PROBLEM DESCRIPTION => Identify each line below that contains the word "text", and copy it out.

PROVIDED RECORDS =>
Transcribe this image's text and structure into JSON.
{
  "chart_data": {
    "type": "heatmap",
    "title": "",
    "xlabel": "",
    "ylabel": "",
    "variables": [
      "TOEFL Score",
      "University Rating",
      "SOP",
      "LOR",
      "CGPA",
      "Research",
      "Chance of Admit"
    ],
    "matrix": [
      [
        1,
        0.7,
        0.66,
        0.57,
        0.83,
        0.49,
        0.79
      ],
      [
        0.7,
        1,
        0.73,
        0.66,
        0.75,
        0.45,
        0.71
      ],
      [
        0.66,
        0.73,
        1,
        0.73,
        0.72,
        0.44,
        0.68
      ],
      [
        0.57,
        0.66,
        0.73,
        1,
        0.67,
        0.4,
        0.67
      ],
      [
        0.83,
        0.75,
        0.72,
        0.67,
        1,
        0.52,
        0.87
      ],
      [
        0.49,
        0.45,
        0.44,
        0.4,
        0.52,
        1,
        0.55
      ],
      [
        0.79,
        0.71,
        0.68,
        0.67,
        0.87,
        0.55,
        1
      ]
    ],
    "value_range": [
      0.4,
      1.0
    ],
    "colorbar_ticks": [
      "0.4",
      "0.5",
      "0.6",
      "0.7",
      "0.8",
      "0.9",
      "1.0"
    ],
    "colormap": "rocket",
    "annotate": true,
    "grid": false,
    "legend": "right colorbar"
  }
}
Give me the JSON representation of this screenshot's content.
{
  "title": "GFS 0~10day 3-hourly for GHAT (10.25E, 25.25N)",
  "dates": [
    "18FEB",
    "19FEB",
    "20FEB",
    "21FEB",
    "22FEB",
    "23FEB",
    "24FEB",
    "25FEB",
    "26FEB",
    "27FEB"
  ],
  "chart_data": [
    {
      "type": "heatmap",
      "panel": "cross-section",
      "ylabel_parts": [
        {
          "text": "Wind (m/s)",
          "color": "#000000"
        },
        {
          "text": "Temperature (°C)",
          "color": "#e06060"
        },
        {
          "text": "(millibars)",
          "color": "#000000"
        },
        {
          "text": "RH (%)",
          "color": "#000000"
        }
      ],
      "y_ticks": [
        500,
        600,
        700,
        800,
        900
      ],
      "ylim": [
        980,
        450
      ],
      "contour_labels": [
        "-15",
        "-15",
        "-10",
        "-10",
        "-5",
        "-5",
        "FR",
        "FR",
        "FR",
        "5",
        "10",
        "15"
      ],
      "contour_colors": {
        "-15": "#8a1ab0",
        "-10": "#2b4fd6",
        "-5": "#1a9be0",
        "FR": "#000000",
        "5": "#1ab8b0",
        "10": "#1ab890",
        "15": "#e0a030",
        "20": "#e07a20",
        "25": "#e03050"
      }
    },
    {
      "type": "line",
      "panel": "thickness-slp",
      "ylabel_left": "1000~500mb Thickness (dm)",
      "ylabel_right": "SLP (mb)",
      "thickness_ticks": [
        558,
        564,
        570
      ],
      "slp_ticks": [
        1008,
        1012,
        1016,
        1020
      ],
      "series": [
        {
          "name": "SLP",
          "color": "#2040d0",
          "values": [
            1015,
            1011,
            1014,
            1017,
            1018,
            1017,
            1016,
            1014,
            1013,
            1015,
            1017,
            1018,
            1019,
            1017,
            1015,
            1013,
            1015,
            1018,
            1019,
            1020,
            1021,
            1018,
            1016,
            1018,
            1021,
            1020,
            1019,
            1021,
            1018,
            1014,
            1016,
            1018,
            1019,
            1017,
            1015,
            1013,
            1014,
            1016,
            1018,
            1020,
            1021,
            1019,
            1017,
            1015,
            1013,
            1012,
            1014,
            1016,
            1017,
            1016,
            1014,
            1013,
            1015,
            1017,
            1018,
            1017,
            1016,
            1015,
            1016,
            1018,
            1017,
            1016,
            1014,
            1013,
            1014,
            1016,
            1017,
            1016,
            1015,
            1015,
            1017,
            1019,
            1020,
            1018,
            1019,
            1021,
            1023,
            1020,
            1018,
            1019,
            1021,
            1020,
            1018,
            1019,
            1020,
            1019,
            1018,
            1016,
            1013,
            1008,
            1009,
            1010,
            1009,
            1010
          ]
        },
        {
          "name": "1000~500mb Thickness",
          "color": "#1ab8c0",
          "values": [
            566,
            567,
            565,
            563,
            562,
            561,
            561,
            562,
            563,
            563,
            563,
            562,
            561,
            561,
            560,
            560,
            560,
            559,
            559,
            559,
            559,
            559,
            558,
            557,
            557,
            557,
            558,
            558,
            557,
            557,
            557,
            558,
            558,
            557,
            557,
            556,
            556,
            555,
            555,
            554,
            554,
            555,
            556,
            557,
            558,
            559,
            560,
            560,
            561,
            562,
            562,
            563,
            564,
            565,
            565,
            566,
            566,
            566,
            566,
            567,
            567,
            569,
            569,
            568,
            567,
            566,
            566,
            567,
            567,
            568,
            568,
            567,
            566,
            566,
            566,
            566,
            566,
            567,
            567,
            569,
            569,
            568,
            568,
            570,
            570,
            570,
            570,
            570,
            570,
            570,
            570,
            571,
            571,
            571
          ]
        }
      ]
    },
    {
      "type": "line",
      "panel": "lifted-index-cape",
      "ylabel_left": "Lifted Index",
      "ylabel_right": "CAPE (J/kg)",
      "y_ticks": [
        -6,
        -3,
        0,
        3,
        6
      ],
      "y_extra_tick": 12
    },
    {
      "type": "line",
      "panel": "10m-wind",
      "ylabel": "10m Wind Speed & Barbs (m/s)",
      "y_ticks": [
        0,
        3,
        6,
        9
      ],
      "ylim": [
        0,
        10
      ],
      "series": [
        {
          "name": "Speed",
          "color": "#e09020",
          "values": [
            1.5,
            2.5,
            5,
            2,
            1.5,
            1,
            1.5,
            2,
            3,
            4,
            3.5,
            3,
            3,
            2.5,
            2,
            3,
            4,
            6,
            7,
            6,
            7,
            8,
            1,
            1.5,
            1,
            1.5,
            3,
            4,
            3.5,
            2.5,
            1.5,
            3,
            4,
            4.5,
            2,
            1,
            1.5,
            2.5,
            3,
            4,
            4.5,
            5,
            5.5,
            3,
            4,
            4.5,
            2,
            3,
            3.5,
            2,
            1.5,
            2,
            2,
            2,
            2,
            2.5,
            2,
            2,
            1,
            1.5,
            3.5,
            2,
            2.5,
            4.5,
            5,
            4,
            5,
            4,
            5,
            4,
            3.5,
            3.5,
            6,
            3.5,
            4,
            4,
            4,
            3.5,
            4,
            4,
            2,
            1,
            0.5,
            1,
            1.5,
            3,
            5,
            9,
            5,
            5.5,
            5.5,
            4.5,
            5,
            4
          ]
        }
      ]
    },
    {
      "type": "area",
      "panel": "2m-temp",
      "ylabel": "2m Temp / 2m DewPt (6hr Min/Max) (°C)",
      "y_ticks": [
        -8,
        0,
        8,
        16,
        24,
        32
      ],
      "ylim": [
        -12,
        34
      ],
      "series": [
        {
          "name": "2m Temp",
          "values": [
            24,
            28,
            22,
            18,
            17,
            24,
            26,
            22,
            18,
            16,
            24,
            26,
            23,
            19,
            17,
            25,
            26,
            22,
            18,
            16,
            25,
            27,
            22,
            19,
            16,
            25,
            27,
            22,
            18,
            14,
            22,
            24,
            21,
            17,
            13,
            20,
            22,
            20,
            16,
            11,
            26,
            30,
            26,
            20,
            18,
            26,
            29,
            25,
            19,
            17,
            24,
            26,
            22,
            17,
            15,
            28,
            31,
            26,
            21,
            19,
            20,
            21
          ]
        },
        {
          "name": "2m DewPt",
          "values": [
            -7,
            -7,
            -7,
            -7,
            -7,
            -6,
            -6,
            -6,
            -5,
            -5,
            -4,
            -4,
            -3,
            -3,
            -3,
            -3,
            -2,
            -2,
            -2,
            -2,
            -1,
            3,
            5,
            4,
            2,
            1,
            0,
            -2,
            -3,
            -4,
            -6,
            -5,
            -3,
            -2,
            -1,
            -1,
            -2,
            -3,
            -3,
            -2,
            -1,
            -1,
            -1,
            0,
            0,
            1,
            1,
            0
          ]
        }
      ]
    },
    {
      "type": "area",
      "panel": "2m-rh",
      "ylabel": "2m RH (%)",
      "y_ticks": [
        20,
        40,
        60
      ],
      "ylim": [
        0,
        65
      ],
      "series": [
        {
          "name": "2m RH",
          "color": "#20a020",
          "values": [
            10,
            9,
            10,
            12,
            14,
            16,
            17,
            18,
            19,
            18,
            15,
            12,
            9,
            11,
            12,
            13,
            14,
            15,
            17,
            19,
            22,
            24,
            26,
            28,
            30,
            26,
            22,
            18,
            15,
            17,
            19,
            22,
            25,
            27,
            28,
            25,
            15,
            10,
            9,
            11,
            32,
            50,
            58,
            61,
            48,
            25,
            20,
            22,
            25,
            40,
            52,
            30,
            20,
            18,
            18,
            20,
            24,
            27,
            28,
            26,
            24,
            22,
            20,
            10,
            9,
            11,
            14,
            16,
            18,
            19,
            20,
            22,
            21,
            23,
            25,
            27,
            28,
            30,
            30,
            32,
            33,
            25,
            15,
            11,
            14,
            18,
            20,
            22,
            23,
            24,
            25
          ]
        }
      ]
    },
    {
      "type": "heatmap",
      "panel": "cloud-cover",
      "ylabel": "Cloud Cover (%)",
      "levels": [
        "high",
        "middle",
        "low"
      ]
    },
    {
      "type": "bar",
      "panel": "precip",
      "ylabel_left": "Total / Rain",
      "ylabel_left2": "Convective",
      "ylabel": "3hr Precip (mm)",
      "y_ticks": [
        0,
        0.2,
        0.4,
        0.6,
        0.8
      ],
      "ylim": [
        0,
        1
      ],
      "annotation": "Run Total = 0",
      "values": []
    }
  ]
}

TASK OUTPUT =>
Transcribe this image's text and structure into JSON.
          "text": "Wind (m/s)",
          "text": "Temperature (°C)",
          "text": "(millibars)",
          "text": "RH (%)",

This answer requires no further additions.